- **Work to do**: Reproduce the following records word for word, beginning with the line that contains "196, 600, 224]" and continuing through the line that contains "243, 415, 271]", with both of those lines included.

- - -

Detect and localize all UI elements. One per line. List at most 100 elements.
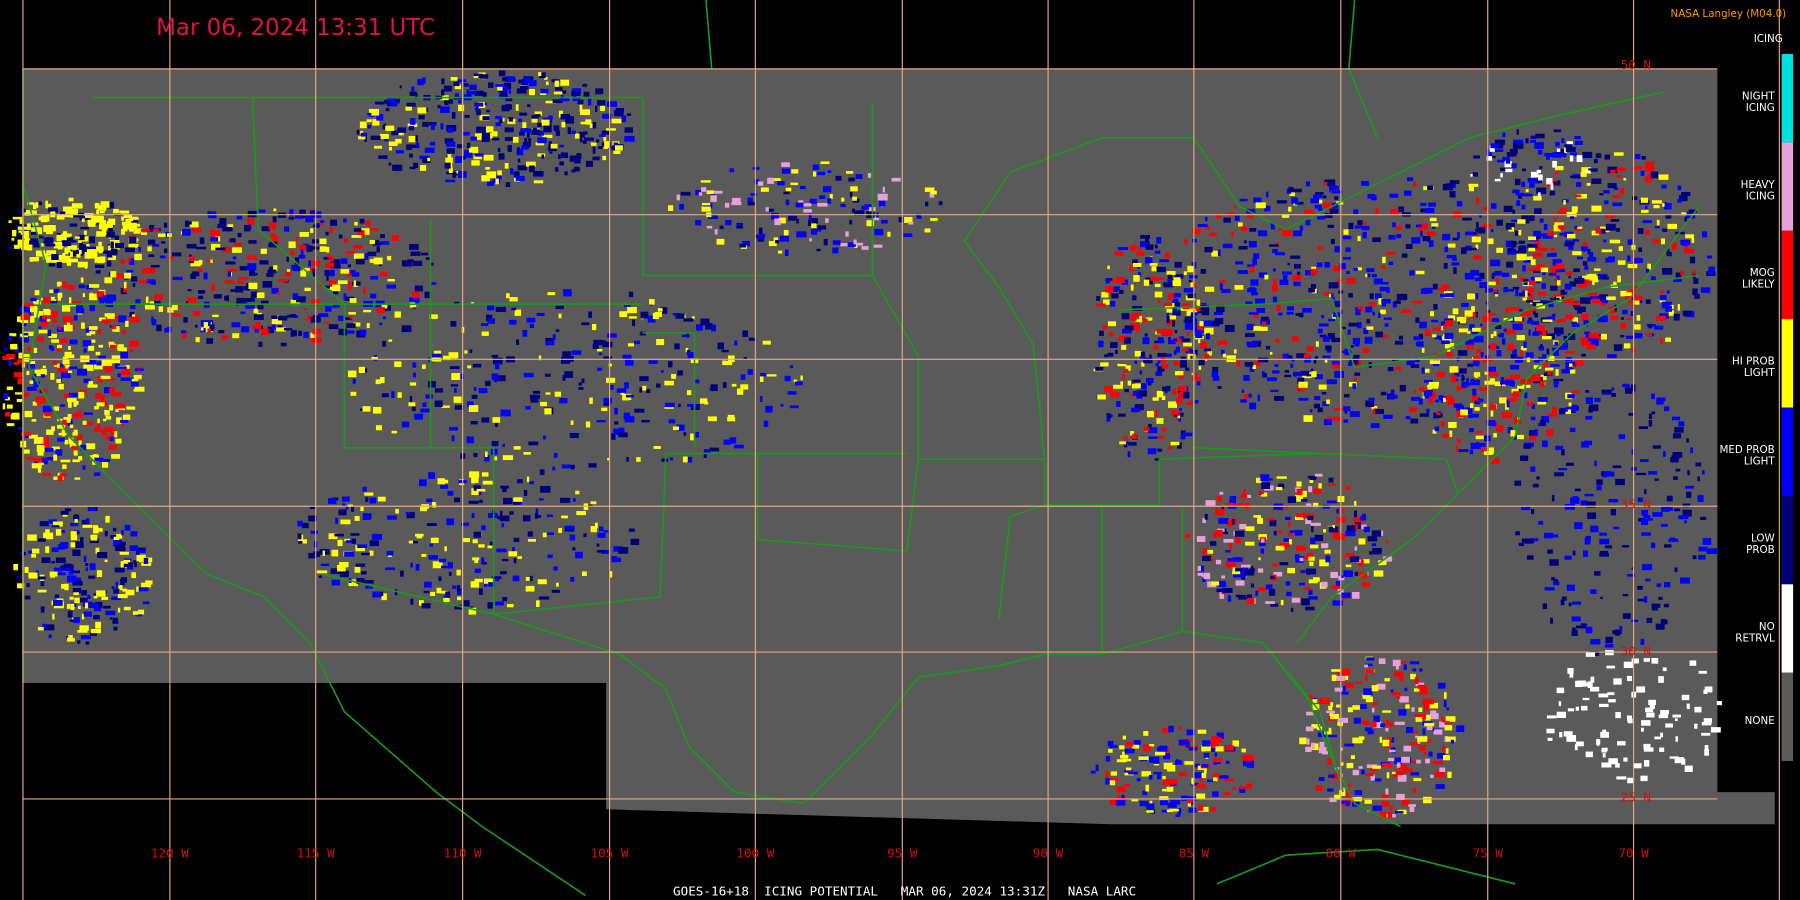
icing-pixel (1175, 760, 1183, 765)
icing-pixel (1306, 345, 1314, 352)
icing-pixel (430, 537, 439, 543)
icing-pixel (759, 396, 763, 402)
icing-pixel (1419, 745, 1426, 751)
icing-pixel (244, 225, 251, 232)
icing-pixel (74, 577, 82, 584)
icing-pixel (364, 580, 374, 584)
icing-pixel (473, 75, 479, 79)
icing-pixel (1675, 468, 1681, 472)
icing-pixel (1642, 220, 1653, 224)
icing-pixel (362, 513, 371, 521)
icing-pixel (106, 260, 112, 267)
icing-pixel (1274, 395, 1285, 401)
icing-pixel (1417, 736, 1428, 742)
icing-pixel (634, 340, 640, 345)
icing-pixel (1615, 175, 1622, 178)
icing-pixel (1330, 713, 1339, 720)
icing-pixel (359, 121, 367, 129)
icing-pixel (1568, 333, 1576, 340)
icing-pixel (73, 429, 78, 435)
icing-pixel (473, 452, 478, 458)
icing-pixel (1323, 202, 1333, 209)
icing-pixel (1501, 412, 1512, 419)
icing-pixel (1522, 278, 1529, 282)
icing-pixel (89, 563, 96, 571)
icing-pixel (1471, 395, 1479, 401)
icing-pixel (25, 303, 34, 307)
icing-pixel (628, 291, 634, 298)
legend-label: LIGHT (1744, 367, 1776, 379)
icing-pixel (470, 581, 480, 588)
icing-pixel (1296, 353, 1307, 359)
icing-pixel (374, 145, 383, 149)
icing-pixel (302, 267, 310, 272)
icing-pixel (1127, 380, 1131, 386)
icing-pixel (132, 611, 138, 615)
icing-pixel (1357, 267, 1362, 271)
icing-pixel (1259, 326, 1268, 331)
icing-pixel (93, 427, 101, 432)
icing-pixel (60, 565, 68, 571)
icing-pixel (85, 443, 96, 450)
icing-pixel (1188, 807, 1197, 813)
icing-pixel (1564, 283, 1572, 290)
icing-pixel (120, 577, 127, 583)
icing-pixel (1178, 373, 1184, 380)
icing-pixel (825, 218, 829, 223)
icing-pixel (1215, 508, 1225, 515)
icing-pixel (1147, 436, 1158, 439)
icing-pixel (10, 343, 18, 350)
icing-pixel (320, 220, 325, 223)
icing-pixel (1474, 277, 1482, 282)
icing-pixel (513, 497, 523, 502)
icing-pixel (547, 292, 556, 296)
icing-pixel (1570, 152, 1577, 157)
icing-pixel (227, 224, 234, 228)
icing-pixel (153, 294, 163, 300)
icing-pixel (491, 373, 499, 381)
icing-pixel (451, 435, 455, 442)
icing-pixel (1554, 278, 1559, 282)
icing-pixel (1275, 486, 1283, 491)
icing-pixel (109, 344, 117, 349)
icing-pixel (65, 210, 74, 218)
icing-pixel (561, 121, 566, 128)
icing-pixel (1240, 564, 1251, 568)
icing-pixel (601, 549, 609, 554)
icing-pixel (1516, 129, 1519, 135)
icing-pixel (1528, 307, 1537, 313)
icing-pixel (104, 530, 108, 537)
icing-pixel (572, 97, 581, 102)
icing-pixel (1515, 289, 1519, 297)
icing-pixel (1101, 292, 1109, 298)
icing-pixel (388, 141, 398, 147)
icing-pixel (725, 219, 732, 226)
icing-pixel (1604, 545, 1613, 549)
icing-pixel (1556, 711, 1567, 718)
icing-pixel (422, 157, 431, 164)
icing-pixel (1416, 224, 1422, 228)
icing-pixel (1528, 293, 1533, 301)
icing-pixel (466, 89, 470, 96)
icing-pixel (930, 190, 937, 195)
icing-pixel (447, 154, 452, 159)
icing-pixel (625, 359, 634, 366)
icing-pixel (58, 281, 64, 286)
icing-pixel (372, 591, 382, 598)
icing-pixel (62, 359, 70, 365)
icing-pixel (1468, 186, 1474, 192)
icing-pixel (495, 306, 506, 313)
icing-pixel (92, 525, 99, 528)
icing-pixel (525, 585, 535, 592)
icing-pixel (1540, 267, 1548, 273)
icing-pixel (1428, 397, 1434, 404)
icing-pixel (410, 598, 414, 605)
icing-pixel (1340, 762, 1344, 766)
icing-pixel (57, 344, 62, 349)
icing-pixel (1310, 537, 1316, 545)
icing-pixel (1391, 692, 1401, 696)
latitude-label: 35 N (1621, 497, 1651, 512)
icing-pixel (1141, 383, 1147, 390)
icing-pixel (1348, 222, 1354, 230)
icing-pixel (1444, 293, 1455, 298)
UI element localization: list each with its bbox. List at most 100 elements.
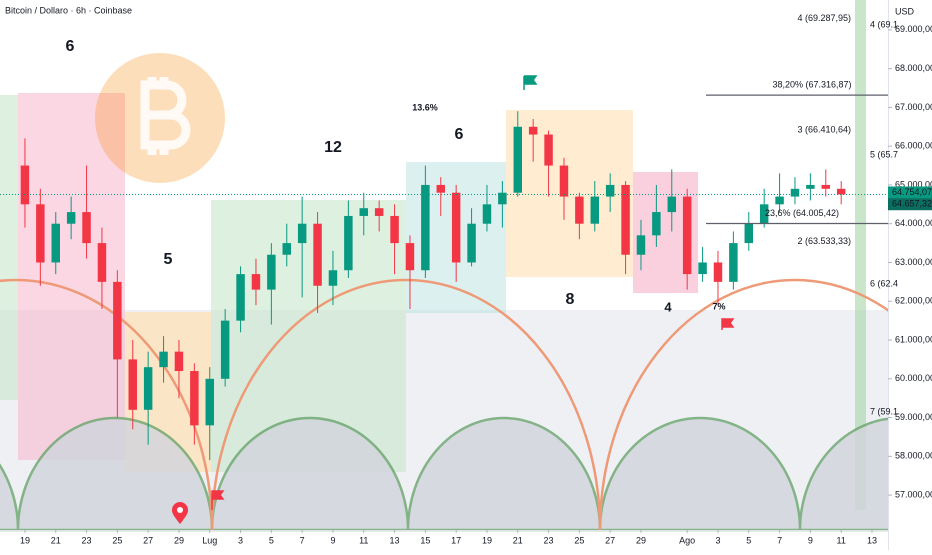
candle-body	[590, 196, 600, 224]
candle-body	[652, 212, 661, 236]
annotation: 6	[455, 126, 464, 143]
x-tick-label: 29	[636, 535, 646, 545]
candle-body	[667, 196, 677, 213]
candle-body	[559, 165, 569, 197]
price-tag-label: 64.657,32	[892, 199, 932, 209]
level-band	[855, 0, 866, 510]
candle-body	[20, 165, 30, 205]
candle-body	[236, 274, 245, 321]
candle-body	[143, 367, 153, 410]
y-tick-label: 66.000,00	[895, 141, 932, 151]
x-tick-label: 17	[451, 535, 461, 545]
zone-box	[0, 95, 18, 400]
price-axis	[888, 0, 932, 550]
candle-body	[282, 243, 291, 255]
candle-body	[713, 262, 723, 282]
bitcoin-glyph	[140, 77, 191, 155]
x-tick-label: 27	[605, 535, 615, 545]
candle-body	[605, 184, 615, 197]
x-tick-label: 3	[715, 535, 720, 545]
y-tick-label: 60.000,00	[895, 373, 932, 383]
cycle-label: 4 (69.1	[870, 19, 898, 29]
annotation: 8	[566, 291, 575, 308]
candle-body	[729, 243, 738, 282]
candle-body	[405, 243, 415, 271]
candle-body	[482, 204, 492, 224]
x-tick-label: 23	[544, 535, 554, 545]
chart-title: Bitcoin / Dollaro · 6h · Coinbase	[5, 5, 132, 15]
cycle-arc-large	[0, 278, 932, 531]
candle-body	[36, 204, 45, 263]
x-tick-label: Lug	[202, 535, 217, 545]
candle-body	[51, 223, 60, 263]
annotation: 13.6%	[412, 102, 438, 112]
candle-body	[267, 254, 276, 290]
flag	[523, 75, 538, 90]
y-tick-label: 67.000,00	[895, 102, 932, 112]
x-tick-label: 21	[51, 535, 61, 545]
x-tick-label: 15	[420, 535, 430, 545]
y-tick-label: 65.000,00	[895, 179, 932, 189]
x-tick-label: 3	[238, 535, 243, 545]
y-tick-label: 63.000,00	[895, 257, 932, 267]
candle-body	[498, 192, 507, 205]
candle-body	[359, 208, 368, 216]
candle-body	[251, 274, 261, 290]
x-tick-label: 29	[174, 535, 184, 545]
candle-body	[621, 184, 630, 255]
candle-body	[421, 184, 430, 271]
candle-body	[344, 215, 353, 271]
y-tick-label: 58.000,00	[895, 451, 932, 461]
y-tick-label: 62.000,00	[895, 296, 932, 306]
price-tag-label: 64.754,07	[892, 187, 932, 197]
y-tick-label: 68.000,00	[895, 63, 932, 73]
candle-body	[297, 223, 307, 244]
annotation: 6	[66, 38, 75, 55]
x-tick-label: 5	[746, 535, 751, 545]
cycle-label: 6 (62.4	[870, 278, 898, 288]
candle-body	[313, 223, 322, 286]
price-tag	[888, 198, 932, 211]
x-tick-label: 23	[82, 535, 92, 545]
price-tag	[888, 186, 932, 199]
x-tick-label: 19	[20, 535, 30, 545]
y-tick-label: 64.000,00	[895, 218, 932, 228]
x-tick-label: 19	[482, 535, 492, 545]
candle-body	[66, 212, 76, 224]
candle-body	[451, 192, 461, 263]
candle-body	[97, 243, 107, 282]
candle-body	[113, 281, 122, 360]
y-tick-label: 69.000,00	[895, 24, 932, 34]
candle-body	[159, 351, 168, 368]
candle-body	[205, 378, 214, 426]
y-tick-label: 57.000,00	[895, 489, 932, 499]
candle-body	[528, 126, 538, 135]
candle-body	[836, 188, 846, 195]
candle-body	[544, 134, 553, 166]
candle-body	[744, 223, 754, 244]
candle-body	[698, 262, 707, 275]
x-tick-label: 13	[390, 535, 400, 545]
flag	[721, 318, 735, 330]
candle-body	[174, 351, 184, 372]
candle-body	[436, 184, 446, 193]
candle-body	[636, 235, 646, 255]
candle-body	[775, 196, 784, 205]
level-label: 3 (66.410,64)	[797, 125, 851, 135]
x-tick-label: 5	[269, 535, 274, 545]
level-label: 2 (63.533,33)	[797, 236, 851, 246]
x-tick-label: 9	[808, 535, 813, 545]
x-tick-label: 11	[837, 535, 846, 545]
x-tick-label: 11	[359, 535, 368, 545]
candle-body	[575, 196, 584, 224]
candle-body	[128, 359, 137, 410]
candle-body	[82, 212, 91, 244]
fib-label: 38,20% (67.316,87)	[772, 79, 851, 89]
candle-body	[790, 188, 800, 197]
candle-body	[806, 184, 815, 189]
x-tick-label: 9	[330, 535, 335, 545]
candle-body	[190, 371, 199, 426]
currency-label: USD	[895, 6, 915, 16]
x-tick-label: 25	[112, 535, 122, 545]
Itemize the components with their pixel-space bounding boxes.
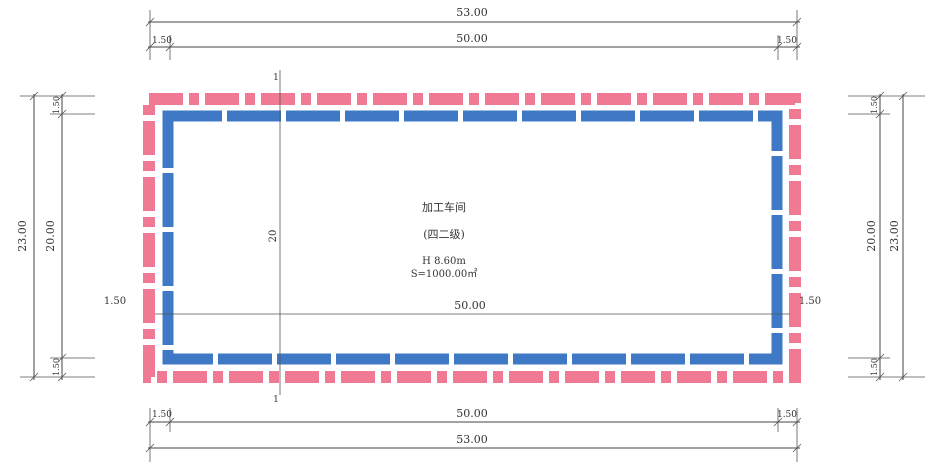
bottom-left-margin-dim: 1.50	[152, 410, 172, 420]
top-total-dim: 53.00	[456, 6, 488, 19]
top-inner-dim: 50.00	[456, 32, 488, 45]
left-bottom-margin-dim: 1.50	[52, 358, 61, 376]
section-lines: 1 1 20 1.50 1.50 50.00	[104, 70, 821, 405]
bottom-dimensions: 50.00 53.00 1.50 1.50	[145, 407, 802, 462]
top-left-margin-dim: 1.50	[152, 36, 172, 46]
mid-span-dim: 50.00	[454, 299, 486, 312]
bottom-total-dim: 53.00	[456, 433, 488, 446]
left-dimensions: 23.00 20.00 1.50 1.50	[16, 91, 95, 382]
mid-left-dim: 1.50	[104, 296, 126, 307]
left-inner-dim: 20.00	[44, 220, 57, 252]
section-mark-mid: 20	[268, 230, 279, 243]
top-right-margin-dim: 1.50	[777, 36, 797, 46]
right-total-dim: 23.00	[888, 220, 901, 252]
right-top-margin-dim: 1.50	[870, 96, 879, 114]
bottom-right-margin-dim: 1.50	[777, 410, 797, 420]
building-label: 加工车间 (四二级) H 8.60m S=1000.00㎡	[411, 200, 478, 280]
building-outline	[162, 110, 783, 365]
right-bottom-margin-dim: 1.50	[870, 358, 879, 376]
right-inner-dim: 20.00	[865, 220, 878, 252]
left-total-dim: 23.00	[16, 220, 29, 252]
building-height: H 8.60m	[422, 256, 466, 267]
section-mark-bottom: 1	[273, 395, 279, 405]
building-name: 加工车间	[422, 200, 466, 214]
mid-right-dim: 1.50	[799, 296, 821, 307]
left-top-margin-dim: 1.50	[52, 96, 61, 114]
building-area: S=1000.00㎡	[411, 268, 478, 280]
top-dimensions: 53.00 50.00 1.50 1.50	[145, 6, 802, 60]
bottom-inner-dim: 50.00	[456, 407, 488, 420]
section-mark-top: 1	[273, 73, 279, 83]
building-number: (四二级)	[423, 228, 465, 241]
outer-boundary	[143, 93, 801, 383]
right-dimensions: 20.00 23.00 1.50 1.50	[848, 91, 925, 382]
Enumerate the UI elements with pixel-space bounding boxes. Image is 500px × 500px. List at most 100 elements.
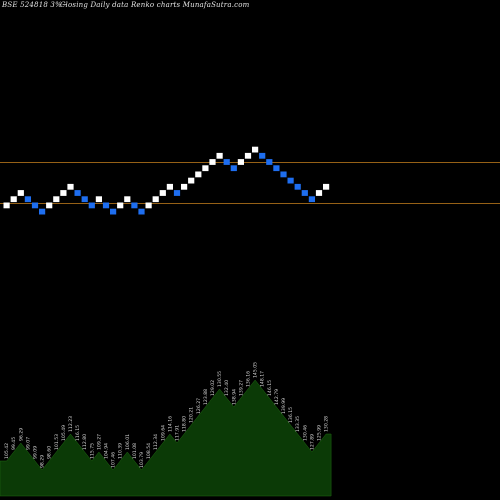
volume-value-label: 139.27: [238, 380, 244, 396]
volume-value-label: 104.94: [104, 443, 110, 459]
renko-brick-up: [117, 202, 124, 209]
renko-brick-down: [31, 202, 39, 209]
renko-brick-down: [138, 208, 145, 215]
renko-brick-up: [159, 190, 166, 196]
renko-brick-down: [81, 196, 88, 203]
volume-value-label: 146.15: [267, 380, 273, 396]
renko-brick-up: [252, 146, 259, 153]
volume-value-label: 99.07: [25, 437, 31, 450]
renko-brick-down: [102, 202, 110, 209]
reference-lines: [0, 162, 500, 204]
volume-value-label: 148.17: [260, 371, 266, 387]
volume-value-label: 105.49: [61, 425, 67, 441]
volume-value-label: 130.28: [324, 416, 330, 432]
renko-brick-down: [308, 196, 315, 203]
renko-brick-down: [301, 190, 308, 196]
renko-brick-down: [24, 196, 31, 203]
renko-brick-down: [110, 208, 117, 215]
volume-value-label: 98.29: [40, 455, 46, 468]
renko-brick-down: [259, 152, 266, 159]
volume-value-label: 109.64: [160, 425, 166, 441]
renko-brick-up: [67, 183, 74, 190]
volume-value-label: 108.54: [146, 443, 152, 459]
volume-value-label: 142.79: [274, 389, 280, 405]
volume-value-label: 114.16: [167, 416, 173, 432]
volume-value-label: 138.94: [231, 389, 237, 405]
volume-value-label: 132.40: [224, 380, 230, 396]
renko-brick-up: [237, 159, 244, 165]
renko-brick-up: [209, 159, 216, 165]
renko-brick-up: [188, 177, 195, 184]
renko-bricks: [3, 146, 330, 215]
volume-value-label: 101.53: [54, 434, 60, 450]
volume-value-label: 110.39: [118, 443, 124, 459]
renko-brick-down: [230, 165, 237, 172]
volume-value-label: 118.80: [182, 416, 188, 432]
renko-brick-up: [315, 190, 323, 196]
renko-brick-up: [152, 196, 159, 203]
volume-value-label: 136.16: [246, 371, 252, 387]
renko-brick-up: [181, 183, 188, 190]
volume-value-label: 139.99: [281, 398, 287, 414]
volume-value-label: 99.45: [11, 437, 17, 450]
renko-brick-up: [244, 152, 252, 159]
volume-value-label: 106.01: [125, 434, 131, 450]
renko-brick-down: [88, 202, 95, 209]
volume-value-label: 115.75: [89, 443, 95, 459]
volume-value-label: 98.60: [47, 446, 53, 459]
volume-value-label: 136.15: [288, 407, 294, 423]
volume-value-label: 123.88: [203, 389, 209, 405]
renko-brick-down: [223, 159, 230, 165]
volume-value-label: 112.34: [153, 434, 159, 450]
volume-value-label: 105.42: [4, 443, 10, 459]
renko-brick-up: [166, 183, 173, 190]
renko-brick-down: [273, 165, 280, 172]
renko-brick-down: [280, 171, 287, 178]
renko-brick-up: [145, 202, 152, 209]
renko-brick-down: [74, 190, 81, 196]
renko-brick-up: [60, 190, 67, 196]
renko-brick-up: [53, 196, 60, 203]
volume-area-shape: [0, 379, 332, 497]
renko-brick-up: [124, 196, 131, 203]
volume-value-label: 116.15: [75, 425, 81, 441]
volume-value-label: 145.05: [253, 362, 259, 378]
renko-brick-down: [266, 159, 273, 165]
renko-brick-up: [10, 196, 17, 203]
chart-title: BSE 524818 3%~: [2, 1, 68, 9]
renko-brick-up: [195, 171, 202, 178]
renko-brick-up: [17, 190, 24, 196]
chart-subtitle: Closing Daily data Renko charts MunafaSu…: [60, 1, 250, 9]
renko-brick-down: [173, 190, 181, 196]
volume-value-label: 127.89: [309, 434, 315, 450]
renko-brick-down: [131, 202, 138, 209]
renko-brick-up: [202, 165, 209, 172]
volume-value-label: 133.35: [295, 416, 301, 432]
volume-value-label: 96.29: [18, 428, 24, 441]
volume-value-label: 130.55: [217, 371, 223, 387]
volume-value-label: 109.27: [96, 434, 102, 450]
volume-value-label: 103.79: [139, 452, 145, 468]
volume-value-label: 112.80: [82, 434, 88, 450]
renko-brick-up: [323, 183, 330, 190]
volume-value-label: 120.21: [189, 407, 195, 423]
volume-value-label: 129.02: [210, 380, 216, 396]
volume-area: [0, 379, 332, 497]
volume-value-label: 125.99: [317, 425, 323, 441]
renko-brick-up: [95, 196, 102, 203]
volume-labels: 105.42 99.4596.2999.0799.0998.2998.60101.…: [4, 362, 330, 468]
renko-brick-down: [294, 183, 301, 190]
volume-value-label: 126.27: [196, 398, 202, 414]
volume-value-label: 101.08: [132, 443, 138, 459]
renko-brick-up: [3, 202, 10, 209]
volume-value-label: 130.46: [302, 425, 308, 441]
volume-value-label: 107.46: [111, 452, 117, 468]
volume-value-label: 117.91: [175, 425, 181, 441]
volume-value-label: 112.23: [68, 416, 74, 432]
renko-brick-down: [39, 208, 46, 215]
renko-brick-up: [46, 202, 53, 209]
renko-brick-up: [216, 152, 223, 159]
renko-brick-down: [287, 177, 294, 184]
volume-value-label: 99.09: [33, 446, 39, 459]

- - -

- **Solution to this task**:
candle-body	[590, 196, 600, 224]
candle-body	[652, 212, 661, 236]
annotation: 6	[455, 126, 464, 143]
x-tick-label: 29	[636, 535, 646, 545]
candle-body	[667, 196, 677, 213]
candle-body	[559, 165, 569, 197]
price-tag-label: 64.657,32	[892, 199, 932, 209]
level-band	[855, 0, 866, 510]
candle-body	[20, 165, 30, 205]
candle-body	[236, 274, 245, 321]
candle-body	[143, 367, 153, 410]
y-tick-label: 66.000,00	[895, 141, 932, 151]
x-tick-label: 17	[451, 535, 461, 545]
zone-box	[0, 95, 18, 400]
price-axis	[888, 0, 932, 550]
candle-body	[282, 243, 291, 255]
candle-body	[713, 262, 723, 282]
bitcoin-glyph	[140, 77, 191, 155]
x-tick-label: 27	[605, 535, 615, 545]
candle-body	[605, 184, 615, 197]
x-tick-label: 3	[715, 535, 720, 545]
y-tick-label: 60.000,00	[895, 373, 932, 383]
cycle-label: 4 (69.1	[870, 19, 898, 29]
annotation: 8	[566, 291, 575, 308]
candle-body	[729, 243, 738, 282]
candle-body	[405, 243, 415, 271]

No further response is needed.